## EXERCISE INPUTS
+++
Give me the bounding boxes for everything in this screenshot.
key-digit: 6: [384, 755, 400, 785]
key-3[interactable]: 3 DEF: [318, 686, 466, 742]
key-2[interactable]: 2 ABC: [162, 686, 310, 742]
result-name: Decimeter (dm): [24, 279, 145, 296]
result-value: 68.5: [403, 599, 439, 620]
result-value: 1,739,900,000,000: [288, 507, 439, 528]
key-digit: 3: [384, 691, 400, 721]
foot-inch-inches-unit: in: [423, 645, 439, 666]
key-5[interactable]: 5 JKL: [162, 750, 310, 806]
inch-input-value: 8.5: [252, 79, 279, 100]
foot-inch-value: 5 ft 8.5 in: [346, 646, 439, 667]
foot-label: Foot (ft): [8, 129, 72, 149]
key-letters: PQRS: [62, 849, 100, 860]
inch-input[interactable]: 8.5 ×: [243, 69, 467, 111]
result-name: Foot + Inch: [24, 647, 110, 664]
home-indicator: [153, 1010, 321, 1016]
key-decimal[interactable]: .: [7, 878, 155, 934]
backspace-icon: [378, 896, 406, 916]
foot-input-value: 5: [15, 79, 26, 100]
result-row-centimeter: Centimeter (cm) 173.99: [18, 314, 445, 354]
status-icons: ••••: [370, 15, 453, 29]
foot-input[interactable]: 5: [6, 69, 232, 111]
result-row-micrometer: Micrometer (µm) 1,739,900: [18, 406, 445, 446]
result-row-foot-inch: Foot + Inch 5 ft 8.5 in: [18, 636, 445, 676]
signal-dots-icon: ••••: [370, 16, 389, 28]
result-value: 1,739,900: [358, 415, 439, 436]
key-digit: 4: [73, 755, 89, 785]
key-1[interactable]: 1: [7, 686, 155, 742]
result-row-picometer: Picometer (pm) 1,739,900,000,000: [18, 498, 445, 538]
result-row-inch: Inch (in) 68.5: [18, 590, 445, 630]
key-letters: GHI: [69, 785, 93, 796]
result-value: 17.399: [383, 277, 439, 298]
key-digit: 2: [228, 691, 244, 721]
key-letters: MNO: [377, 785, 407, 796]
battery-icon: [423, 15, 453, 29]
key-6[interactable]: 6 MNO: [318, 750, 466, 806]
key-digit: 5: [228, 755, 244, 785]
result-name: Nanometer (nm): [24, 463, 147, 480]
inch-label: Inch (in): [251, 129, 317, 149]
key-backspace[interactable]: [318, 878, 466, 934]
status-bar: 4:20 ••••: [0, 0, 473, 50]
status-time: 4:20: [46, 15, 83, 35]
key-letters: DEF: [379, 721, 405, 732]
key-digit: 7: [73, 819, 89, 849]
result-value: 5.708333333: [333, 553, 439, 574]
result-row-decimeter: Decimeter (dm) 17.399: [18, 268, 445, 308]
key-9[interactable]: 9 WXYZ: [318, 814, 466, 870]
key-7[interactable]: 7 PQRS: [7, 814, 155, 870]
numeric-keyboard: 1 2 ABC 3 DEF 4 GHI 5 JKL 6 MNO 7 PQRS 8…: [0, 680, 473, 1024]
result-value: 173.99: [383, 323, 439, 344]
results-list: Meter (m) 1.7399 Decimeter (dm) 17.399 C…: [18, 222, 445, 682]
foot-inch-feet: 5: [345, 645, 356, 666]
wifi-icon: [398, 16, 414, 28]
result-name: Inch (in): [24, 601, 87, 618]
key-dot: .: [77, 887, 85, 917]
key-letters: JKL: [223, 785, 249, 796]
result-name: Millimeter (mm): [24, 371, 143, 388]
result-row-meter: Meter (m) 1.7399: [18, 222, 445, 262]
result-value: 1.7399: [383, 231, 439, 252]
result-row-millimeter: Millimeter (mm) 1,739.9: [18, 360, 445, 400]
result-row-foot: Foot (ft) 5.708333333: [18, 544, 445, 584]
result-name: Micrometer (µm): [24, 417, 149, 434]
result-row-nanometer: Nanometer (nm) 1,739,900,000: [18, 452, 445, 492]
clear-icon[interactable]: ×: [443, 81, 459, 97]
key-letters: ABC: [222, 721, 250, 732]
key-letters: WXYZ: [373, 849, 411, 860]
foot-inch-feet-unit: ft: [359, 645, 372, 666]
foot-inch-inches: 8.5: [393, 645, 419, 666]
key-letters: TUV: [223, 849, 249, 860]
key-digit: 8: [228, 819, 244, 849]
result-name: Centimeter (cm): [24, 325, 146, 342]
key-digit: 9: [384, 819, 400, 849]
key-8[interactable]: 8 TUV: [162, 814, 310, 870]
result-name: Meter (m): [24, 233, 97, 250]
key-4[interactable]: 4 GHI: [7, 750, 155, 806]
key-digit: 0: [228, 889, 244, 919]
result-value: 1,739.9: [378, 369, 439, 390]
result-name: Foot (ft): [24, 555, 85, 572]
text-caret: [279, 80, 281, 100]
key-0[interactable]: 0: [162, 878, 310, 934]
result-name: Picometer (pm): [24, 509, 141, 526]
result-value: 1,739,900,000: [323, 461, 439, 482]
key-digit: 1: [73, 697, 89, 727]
+++
## YOUR OBJECTIVE
Rewrite every line of the records above as a numbered list, leaving out any blank lines.

## WRITTEN REPLY
1. Give me the bounding boxes for everything in this screenshot.
2. key-digit: 6: [384, 755, 400, 785]
3. key-3[interactable]: 3 DEF: [318, 686, 466, 742]
4. key-2[interactable]: 2 ABC: [162, 686, 310, 742]
5. result-name: Decimeter (dm): [24, 279, 145, 296]
6. result-value: 68.5: [403, 599, 439, 620]
7. result-value: 1,739,900,000,000: [288, 507, 439, 528]
8. key-digit: 3: [384, 691, 400, 721]
9. foot-inch-inches-unit: in: [423, 645, 439, 666]
10. key-5[interactable]: 5 JKL: [162, 750, 310, 806]
11. inch-input-value: 8.5: [252, 79, 279, 100]
12. foot-inch-value: 5 ft 8.5 in: [346, 646, 439, 667]
13. foot-label: Foot (ft): [8, 129, 72, 149]
14. key-letters: PQRS: [62, 849, 100, 860]
15. inch-input[interactable]: 8.5 ×: [243, 69, 467, 111]
16. result-name: Foot + Inch: [24, 647, 110, 664]
17. home-indicator: [153, 1010, 321, 1016]
18. key-decimal[interactable]: .: [7, 878, 155, 934]
19. backspace-icon: [378, 896, 406, 916]
20. foot-input-value: 5: [15, 79, 26, 100]
21. result-row-centimeter: Centimeter (cm) 173.99: [18, 314, 445, 354]
22. status-icons: ••••: [370, 15, 453, 29]
23. foot-input[interactable]: 5: [6, 69, 232, 111]
24. result-row-micrometer: Micrometer (µm) 1,739,900: [18, 406, 445, 446]
25. result-row-foot-inch: Foot + Inch 5 ft 8.5 in: [18, 636, 445, 676]
26. signal-dots-icon: ••••: [370, 16, 389, 28]
27. result-value: 1,739,900: [358, 415, 439, 436]
28. key-digit: 4: [73, 755, 89, 785]
29. key-1[interactable]: 1: [7, 686, 155, 742]
30. result-row-picometer: Picometer (pm) 1,739,900,000,000: [18, 498, 445, 538]
31. result-row-inch: Inch (in) 68.5: [18, 590, 445, 630]
32. key-letters: GHI: [69, 785, 93, 796]
33. result-value: 17.399: [383, 277, 439, 298]
34. key-digit: 2: [228, 691, 244, 721]
35. key-letters: MNO: [377, 785, 407, 796]
36. battery-icon: [423, 15, 453, 29]
37. key-6[interactable]: 6 MNO: [318, 750, 466, 806]
38. key-digit: 5: [228, 755, 244, 785]
39. result-name: Nanometer (nm): [24, 463, 147, 480]
40. inch-label: Inch (in): [251, 129, 317, 149]
41. key-backspace[interactable]: [318, 878, 466, 934]
42. status-bar: 4:20 ••••: [0, 0, 473, 50]
43. status-time: 4:20: [46, 15, 83, 35]
44. key-letters: DEF: [379, 721, 405, 732]
45. key-digit: 7: [73, 819, 89, 849]
46. result-value: 5.708333333: [333, 553, 439, 574]
47. result-row-decimeter: Decimeter (dm) 17.399: [18, 268, 445, 308]
48. key-9[interactable]: 9 WXYZ: [318, 814, 466, 870]
49. key-7[interactable]: 7 PQRS: [7, 814, 155, 870]
50. numeric-keyboard: 1 2 ABC 3 DEF 4 GHI 5 JKL 6 MNO 7 PQRS 8…: [0, 680, 473, 1024]
51. result-value: 173.99: [383, 323, 439, 344]
52. results-list: Meter (m) 1.7399 Decimeter (dm) 17.399 C…: [18, 222, 445, 682]
53. foot-inch-feet: 5: [345, 645, 356, 666]
54. wifi-icon: [398, 16, 414, 28]
55. result-name: Inch (in): [24, 601, 87, 618]
56. key-dot: .: [77, 887, 85, 917]
57. key-letters: JKL: [223, 785, 249, 796]
58. result-name: Millimeter (mm): [24, 371, 143, 388]
59. result-row-meter: Meter (m) 1.7399: [18, 222, 445, 262]
60. result-value: 1.7399: [383, 231, 439, 252]
61. result-row-millimeter: Millimeter (mm) 1,739.9: [18, 360, 445, 400]
62. result-row-foot: Foot (ft) 5.708333333: [18, 544, 445, 584]
63. result-name: Micrometer (µm): [24, 417, 149, 434]
64. result-row-nanometer: Nanometer (nm) 1,739,900,000: [18, 452, 445, 492]
65. clear-icon[interactable]: ×: [443, 81, 459, 97]
66. key-letters: ABC: [222, 721, 250, 732]
67. key-letters: WXYZ: [373, 849, 411, 860]
68. foot-inch-feet-unit: ft: [359, 645, 372, 666]
69. foot-inch-inches: 8.5: [393, 645, 419, 666]
70. key-letters: TUV: [223, 849, 249, 860]
71. key-digit: 8: [228, 819, 244, 849]
72. result-name: Centimeter (cm): [24, 325, 146, 342]
73. key-digit: 9: [384, 819, 400, 849]
74. key-8[interactable]: 8 TUV: [162, 814, 310, 870]
75. result-name: Meter (m): [24, 233, 97, 250]
76. key-4[interactable]: 4 GHI: [7, 750, 155, 806]
77. key-digit: 0: [228, 889, 244, 919]
78. result-value: 1,739.9: [378, 369, 439, 390]
79. result-name: Foot (ft): [24, 555, 85, 572]
80. text-caret: [279, 80, 281, 100]
81. key-0[interactable]: 0: [162, 878, 310, 934]
82. result-name: Picometer (pm): [24, 509, 141, 526]
83. result-value: 1,739,900,000: [323, 461, 439, 482]
84. key-digit: 1: [73, 697, 89, 727]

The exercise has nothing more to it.